Go through the material below and report how many lines contain "frac". Give only the number.

══════════

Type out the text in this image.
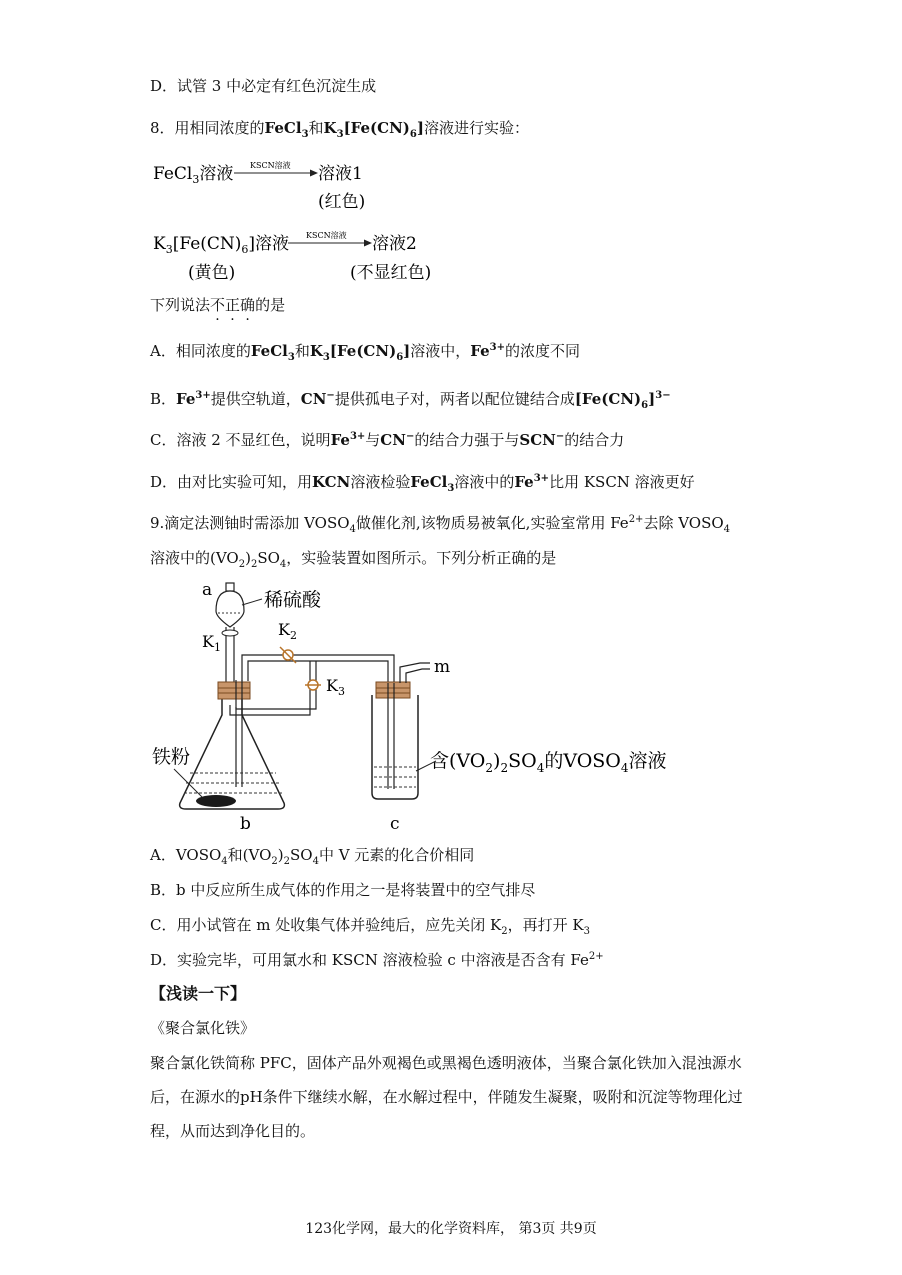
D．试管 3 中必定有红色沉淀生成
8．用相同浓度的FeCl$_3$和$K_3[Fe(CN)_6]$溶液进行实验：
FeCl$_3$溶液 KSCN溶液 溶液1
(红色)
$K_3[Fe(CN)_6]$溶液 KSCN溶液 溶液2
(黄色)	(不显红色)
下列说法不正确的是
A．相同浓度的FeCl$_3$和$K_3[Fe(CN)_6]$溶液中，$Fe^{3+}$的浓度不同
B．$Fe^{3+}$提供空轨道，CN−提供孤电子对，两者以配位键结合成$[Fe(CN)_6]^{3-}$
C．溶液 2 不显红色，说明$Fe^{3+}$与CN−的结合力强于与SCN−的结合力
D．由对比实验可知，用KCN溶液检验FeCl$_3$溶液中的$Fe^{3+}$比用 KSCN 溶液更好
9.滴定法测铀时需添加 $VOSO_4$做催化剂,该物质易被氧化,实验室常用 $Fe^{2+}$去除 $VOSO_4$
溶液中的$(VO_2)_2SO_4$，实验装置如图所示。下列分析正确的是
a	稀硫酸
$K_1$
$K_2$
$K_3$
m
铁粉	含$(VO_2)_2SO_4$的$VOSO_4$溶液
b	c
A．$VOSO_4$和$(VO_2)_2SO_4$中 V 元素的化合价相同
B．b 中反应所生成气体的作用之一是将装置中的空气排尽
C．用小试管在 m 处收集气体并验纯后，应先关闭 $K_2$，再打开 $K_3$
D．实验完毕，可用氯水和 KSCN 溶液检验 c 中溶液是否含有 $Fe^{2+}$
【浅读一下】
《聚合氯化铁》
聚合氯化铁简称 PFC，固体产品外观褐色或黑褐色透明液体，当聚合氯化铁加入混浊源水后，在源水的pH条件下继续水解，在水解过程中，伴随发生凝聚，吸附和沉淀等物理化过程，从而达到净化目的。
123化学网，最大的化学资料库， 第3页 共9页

══════════

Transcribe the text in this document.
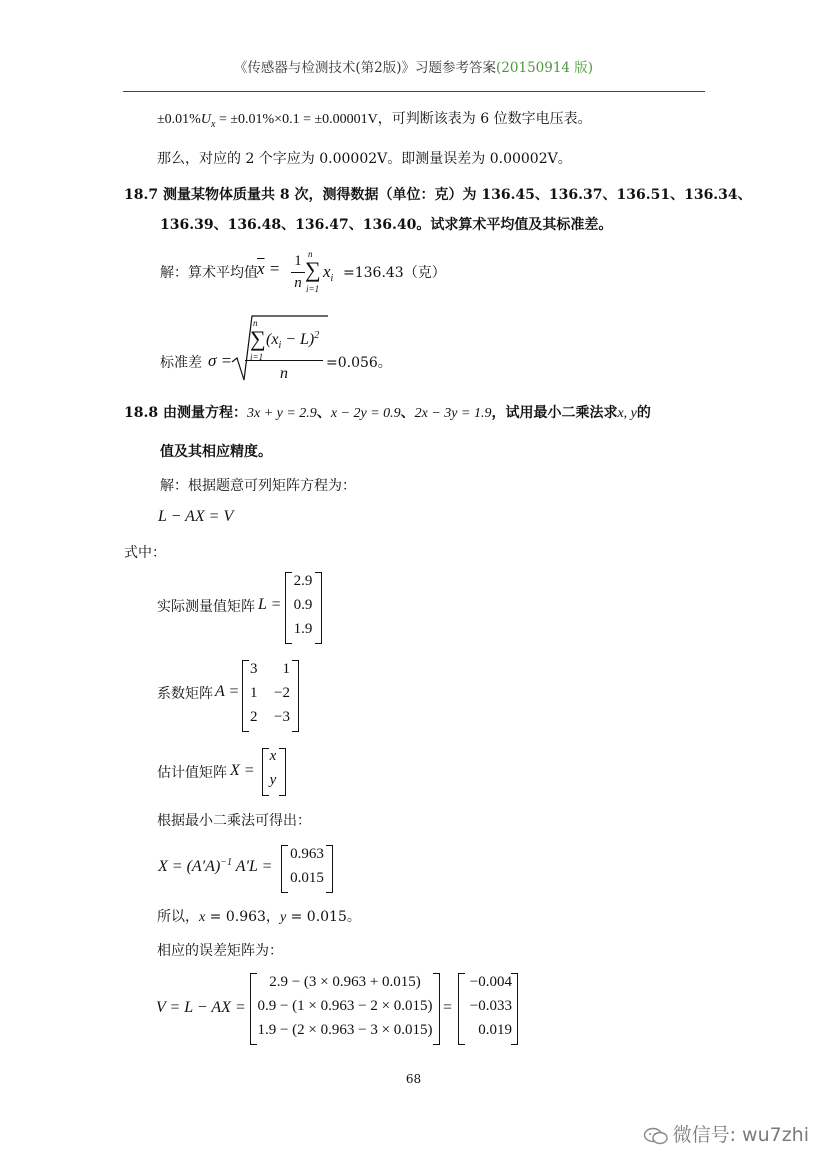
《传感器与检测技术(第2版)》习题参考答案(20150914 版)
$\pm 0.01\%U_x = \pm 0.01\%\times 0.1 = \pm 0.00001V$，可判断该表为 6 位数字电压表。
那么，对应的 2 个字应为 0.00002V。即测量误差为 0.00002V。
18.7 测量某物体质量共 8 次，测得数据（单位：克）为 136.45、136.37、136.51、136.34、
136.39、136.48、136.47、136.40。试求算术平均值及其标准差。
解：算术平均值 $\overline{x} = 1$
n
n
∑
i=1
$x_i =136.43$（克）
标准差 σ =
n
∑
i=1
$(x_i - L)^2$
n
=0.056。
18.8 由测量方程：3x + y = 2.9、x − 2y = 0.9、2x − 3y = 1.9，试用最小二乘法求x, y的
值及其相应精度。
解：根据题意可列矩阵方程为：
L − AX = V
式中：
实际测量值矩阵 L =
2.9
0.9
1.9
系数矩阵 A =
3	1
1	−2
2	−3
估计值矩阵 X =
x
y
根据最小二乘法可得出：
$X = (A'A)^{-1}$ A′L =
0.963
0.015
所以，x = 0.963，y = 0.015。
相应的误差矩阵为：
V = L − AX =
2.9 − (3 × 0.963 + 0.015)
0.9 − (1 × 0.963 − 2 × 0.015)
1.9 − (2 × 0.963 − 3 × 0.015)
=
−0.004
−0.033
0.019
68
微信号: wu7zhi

══════════

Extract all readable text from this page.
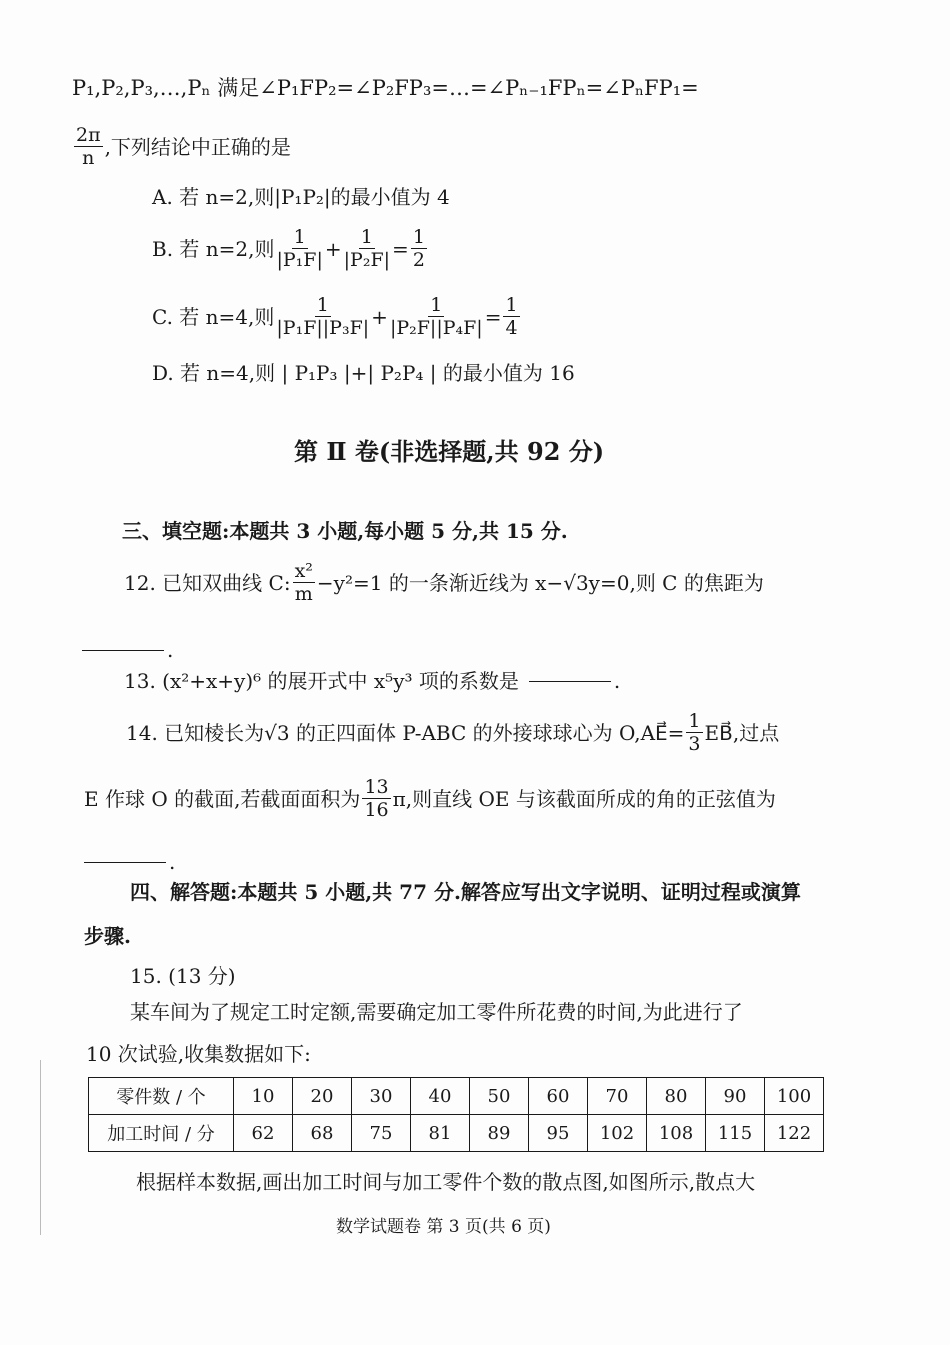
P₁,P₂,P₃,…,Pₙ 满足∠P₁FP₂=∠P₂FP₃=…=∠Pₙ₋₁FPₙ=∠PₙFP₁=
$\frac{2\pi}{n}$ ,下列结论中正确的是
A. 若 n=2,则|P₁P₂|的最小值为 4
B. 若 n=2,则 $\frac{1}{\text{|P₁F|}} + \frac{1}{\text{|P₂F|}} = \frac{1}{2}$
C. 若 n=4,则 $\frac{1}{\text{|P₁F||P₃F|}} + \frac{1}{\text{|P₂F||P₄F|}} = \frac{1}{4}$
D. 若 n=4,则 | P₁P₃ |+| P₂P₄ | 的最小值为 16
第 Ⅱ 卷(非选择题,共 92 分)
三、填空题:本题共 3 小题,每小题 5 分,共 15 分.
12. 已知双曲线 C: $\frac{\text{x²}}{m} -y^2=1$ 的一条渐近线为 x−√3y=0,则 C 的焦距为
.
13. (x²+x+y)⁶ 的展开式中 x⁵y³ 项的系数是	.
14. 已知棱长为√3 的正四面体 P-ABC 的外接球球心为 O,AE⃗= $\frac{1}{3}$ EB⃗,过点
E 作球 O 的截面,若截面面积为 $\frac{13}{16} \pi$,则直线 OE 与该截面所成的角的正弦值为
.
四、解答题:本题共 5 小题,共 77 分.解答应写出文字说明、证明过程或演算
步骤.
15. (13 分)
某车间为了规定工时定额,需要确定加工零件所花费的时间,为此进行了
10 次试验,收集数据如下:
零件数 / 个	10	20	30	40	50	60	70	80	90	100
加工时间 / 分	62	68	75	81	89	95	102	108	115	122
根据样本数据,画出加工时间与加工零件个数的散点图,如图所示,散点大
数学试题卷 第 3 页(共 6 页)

══════════

#### CORRECT ANSWER:
6